(Saved entries)
━━━━━━━━━━━━━━━━━━━━━━━━━━━━━━
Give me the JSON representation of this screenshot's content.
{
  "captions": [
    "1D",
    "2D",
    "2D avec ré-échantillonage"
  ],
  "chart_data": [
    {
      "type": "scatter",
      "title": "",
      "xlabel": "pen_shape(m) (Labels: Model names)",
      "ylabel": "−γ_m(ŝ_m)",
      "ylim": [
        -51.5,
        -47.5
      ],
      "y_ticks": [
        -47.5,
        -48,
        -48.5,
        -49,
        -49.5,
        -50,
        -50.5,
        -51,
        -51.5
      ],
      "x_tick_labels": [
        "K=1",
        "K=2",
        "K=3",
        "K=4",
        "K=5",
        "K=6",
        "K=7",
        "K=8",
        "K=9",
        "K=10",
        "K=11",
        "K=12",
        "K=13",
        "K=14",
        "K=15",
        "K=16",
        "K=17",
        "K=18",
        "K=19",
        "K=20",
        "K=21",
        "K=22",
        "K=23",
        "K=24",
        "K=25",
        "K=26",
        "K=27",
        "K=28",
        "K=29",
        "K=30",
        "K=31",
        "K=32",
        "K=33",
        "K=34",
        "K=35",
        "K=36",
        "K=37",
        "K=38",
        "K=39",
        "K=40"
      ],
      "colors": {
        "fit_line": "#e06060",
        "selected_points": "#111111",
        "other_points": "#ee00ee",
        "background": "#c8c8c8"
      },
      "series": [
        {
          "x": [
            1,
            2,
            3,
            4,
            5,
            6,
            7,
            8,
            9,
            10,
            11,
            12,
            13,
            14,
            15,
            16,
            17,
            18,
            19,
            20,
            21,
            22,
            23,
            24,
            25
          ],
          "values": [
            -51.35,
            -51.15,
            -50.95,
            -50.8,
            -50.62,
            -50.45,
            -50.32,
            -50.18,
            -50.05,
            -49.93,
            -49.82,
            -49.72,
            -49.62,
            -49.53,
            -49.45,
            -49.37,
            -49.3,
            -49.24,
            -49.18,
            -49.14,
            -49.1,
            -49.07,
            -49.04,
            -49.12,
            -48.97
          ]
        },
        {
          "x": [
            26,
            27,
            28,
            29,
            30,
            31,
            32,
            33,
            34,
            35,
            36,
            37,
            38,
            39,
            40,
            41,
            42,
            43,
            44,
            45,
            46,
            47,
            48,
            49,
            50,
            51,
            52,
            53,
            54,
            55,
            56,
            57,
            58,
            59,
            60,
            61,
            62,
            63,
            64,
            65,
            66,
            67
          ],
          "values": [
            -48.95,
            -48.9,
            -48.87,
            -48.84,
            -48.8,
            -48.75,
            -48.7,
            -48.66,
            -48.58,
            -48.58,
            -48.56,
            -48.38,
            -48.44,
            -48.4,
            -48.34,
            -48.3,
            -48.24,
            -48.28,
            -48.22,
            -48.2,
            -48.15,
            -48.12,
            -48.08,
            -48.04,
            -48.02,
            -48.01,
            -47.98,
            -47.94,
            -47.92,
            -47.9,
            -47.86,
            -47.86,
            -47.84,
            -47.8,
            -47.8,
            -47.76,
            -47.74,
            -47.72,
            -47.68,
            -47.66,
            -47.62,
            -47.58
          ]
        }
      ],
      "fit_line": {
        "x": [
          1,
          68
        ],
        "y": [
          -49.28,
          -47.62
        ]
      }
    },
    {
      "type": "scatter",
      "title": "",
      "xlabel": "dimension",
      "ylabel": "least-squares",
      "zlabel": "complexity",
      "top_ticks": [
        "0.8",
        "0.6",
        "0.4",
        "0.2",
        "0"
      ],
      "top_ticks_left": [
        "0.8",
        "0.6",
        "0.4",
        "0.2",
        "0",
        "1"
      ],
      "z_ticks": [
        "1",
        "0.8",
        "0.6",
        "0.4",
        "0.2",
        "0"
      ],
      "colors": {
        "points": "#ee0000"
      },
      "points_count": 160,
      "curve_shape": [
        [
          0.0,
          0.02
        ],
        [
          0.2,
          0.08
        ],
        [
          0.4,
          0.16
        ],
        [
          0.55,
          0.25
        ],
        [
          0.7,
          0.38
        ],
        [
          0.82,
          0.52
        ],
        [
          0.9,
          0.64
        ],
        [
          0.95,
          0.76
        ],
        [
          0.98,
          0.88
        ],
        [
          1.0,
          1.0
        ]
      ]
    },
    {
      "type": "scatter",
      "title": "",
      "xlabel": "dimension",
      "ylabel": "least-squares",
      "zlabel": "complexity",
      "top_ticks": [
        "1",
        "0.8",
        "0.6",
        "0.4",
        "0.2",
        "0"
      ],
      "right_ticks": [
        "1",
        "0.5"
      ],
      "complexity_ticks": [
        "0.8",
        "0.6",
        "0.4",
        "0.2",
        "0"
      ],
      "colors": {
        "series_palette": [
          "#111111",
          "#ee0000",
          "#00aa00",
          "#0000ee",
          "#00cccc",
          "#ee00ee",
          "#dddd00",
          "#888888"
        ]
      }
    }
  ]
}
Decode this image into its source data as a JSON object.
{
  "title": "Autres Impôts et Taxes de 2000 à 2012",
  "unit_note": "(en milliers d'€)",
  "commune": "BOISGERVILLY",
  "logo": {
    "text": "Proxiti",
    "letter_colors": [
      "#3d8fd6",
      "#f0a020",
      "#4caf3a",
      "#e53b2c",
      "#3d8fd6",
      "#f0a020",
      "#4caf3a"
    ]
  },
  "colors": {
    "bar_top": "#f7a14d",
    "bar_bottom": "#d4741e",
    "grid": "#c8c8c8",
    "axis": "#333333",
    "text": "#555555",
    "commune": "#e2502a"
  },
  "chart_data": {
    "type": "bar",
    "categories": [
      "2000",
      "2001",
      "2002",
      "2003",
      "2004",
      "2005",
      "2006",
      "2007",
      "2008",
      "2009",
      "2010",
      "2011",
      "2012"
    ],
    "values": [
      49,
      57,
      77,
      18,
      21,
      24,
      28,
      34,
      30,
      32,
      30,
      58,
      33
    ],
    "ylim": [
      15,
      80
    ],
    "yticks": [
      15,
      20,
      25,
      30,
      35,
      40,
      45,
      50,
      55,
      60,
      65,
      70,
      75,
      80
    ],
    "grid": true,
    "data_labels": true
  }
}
━━━━━━━━━━━━━━━━━━━━━━━━━━━━━━
Aim
Print every record exactly as it was given.

Result
Give me the JSON representation of this screenshot's content.
{
  "captions": [
    "1D",
    "2D",
    "2D avec ré-échantillonage"
  ],
  "chart_data": [
    {
      "type": "scatter",
      "title": "",
      "xlabel": "pen_shape(m) (Labels: Model names)",
      "ylabel": "−γ_m(ŝ_m)",
      "ylim": [
        -51.5,
        -47.5
      ],
      "y_ticks": [
        -47.5,
        -48,
        -48.5,
        -49,
        -49.5,
        -50,
        -50.5,
        -51,
        -51.5
      ],
      "x_tick_labels": [
        "K=1",
        "K=2",
        "K=3",
        "K=4",
        "K=5",
        "K=6",
        "K=7",
        "K=8",
        "K=9",
        "K=10",
        "K=11",
        "K=12",
        "K=13",
        "K=14",
        "K=15",
        "K=16",
        "K=17",
        "K=18",
        "K=19",
        "K=20",
        "K=21",
        "K=22",
        "K=23",
        "K=24",
        "K=25",
        "K=26",
        "K=27",
        "K=28",
        "K=29",
        "K=30",
        "K=31",
        "K=32",
        "K=33",
        "K=34",
        "K=35",
        "K=36",
        "K=37",
        "K=38",
        "K=39",
        "K=40"
      ],
      "colors": {
        "fit_line": "#e06060",
        "selected_points": "#111111",
        "other_points": "#ee00ee",
        "background": "#c8c8c8"
      },
      "series": [
        {
          "x": [
            1,
            2,
            3,
            4,
            5,
            6,
            7,
            8,
            9,
            10,
            11,
            12,
            13,
            14,
            15,
            16,
            17,
            18,
            19,
            20,
            21,
            22,
            23,
            24,
            25
          ],
          "values": [
            -51.35,
            -51.15,
            -50.95,
            -50.8,
            -50.62,
            -50.45,
            -50.32,
            -50.18,
            -50.05,
            -49.93,
            -49.82,
            -49.72,
            -49.62,
            -49.53,
            -49.45,
            -49.37,
            -49.3,
            -49.24,
            -49.18,
            -49.14,
            -49.1,
            -49.07,
            -49.04,
            -49.12,
            -48.97
          ]
        },
        {
          "x": [
            26,
            27,
            28,
            29,
            30,
            31,
            32,
            33,
            34,
            35,
            36,
            37,
            38,
            39,
            40,
            41,
            42,
            43,
            44,
            45,
            46,
            47,
            48,
            49,
            50,
            51,
            52,
            53,
            54,
            55,
            56,
            57,
            58,
            59,
            60,
            61,
            62,
            63,
            64,
            65,
            66,
            67
          ],
          "values": [
            -48.95,
            -48.9,
            -48.87,
            -48.84,
            -48.8,
            -48.75,
            -48.7,
            -48.66,
            -48.58,
            -48.58,
            -48.56,
            -48.38,
            -48.44,
            -48.4,
            -48.34,
            -48.3,
            -48.24,
            -48.28,
            -48.22,
            -48.2,
            -48.15,
            -48.12,
            -48.08,
            -48.04,
            -48.02,
            -48.01,
            -47.98,
            -47.94,
            -47.92,
            -47.9,
            -47.86,
            -47.86,
            -47.84,
            -47.8,
            -47.8,
            -47.76,
            -47.74,
            -47.72,
            -47.68,
            -47.66,
            -47.62,
            -47.58
          ]
        }
      ],
      "fit_line": {
        "x": [
          1,
          68
        ],
        "y": [
          -49.28,
          -47.62
        ]
      }
    },
    {
      "type": "scatter",
      "title": "",
      "xlabel": "dimension",
      "ylabel": "least-squares",
      "zlabel": "complexity",
      "top_ticks": [
        "0.8",
        "0.6",
        "0.4",
        "0.2",
        "0"
      ],
      "top_ticks_left": [
        "0.8",
        "0.6",
        "0.4",
        "0.2",
        "0",
        "1"
      ],
      "z_ticks": [
        "1",
        "0.8",
        "0.6",
        "0.4",
        "0.2",
        "0"
      ],
      "colors": {
        "points": "#ee0000"
      },
      "points_count": 160,
      "curve_shape": [
        [
          0.0,
          0.02
        ],
        [
          0.2,
          0.08
        ],
        [
          0.4,
          0.16
        ],
        [
          0.55,
          0.25
        ],
        [
          0.7,
          0.38
        ],
        [
          0.82,
          0.52
        ],
        [
          0.9,
          0.64
        ],
        [
          0.95,
          0.76
        ],
        [
          0.98,
          0.88
        ],
        [
          1.0,
          1.0
        ]
      ]
    },
    {
      "type": "scatter",
      "title": "",
      "xlabel": "dimension",
      "ylabel": "least-squares",
      "zlabel": "complexity",
      "top_ticks": [
        "1",
        "0.8",
        "0.6",
        "0.4",
        "0.2",
        "0"
      ],
      "right_ticks": [
        "1",
        "0.5"
      ],
      "complexity_ticks": [
        "0.8",
        "0.6",
        "0.4",
        "0.2",
        "0"
      ],
      "colors": {
        "series_palette": [
          "#111111",
          "#ee0000",
          "#00aa00",
          "#0000ee",
          "#00cccc",
          "#ee00ee",
          "#dddd00",
          "#888888"
        ]
      }
    }
  ]
}
Decode this image into its source data as a JSON object.
{
  "title": "Autres Impôts et Taxes de 2000 à 2012",
  "unit_note": "(en milliers d'€)",
  "commune": "BOISGERVILLY",
  "logo": {
    "text": "Proxiti",
    "letter_colors": [
      "#3d8fd6",
      "#f0a020",
      "#4caf3a",
      "#e53b2c",
      "#3d8fd6",
      "#f0a020",
      "#4caf3a"
    ]
  },
  "colors": {
    "bar_top": "#f7a14d",
    "bar_bottom": "#d4741e",
    "grid": "#c8c8c8",
    "axis": "#333333",
    "text": "#555555",
    "commune": "#e2502a"
  },
  "chart_data": {
    "type": "bar",
    "categories": [
      "2000",
      "2001",
      "2002",
      "2003",
      "2004",
      "2005",
      "2006",
      "2007",
      "2008",
      "2009",
      "2010",
      "2011",
      "2012"
    ],
    "values": [
      49,
      57,
      77,
      18,
      21,
      24,
      28,
      34,
      30,
      32,
      30,
      58,
      33
    ],
    "ylim": [
      15,
      80
    ],
    "yticks": [
      15,
      20,
      25,
      30,
      35,
      40,
      45,
      50,
      55,
      60,
      65,
      70,
      75,
      80
    ],
    "grid": true,
    "data_labels": true
  }
}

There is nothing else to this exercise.